** Set problem **
Collect every line in the listing below that contains the word "Ellipse", treating uppercase and lowercase letters as different.

** Input rows **

--- --- ---

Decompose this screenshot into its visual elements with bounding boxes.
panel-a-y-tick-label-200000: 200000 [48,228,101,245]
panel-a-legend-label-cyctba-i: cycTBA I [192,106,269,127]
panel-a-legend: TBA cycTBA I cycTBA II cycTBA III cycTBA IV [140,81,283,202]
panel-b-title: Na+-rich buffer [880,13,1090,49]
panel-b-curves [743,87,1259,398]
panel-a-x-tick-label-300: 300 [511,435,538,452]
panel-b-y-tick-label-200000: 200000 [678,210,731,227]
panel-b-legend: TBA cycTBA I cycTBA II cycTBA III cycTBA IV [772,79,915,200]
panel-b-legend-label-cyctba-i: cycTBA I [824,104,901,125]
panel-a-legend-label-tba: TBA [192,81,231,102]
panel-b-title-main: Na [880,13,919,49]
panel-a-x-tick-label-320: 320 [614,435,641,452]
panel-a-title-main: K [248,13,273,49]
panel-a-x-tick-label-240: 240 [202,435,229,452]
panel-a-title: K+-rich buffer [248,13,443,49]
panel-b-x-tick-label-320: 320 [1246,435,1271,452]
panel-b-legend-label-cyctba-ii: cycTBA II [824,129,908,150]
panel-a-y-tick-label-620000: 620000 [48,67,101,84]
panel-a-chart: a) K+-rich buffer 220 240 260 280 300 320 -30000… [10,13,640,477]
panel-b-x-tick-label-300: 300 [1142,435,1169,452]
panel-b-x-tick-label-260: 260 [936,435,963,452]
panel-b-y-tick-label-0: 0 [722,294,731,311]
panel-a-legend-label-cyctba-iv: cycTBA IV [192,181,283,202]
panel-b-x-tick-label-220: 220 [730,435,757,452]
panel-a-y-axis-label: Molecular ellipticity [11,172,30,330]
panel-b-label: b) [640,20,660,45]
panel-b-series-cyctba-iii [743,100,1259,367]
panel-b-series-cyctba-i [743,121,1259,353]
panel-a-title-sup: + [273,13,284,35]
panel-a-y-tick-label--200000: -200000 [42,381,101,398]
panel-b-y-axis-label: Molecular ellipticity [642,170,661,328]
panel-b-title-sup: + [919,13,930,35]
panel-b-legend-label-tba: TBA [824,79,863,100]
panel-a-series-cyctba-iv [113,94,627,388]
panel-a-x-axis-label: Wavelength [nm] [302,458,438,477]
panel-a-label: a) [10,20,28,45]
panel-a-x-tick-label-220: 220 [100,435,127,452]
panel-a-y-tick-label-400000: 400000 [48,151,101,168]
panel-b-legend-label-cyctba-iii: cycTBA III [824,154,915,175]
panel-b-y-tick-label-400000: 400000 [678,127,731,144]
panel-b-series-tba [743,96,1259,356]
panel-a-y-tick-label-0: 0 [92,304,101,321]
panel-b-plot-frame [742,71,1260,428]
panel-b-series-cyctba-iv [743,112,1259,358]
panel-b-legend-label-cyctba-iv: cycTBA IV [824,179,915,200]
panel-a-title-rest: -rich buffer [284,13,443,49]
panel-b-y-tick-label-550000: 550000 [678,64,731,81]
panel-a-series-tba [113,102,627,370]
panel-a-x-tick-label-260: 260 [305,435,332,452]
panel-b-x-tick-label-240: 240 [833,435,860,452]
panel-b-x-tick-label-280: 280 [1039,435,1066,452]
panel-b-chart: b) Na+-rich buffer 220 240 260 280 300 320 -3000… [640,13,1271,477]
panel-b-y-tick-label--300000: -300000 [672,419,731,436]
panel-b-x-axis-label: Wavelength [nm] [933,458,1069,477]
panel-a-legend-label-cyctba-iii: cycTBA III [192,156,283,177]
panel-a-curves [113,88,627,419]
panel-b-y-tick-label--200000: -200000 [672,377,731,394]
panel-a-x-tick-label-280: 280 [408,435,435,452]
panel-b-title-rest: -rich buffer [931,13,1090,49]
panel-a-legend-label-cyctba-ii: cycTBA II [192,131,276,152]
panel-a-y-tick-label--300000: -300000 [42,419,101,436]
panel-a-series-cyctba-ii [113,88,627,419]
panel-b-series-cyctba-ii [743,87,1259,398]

--- --- ---

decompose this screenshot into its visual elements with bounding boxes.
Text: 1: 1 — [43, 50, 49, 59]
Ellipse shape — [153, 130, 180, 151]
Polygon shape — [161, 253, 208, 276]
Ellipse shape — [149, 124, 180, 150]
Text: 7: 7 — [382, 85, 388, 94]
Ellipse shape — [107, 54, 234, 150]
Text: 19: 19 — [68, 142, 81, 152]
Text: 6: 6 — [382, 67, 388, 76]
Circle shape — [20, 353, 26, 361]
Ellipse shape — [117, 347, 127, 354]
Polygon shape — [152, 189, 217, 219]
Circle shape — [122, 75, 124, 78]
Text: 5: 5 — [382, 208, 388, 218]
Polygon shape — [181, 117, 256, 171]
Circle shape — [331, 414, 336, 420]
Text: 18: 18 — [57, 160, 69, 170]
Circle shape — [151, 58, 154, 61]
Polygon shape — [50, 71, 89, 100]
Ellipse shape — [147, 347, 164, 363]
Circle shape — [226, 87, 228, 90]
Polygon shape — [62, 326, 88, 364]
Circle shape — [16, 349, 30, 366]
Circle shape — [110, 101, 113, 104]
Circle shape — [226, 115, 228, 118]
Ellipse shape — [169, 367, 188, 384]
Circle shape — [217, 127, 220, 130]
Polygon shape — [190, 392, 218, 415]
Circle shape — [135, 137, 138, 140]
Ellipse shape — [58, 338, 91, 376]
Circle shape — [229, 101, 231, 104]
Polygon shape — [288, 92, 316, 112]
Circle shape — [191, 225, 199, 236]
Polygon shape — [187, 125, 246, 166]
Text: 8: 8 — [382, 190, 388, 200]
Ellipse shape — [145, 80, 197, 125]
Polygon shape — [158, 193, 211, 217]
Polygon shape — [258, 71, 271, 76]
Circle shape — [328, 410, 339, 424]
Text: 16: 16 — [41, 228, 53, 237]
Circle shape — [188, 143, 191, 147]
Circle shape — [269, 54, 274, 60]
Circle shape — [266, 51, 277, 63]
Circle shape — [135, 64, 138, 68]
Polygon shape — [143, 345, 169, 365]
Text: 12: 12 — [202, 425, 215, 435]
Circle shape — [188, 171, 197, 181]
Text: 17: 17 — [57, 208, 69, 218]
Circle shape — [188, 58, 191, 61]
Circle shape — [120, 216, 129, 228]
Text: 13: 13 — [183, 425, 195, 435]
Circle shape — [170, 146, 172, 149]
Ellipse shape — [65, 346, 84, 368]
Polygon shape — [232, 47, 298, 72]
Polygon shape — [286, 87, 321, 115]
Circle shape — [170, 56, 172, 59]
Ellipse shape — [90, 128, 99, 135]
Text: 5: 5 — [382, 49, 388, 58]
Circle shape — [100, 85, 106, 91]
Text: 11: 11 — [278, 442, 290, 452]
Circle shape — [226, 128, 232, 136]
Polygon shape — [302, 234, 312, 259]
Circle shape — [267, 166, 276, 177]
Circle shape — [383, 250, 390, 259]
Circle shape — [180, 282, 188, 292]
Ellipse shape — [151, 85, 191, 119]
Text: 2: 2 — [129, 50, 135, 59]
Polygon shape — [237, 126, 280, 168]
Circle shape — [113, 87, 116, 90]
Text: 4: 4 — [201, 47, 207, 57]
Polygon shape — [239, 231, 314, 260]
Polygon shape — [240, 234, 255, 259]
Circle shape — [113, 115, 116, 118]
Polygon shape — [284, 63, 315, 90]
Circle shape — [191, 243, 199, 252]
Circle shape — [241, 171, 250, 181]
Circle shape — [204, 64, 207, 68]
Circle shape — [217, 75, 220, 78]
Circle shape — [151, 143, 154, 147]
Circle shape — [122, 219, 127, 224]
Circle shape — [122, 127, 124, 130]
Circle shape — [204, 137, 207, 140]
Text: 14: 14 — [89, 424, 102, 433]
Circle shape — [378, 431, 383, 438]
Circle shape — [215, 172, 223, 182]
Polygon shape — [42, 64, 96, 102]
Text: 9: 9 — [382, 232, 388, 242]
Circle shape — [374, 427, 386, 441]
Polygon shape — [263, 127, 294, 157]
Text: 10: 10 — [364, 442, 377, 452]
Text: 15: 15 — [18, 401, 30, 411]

--- --- ---

** Written reply **
Ellipse shape — [153, 130, 180, 151]
Ellipse shape — [149, 124, 180, 150]
Ellipse shape — [107, 54, 234, 150]
Ellipse shape — [117, 347, 127, 354]
Ellipse shape — [147, 347, 164, 363]
Ellipse shape — [169, 367, 188, 384]
Ellipse shape — [58, 338, 91, 376]
Ellipse shape — [145, 80, 197, 125]
Ellipse shape — [65, 346, 84, 368]
Ellipse shape — [90, 128, 99, 135]
Ellipse shape — [151, 85, 191, 119]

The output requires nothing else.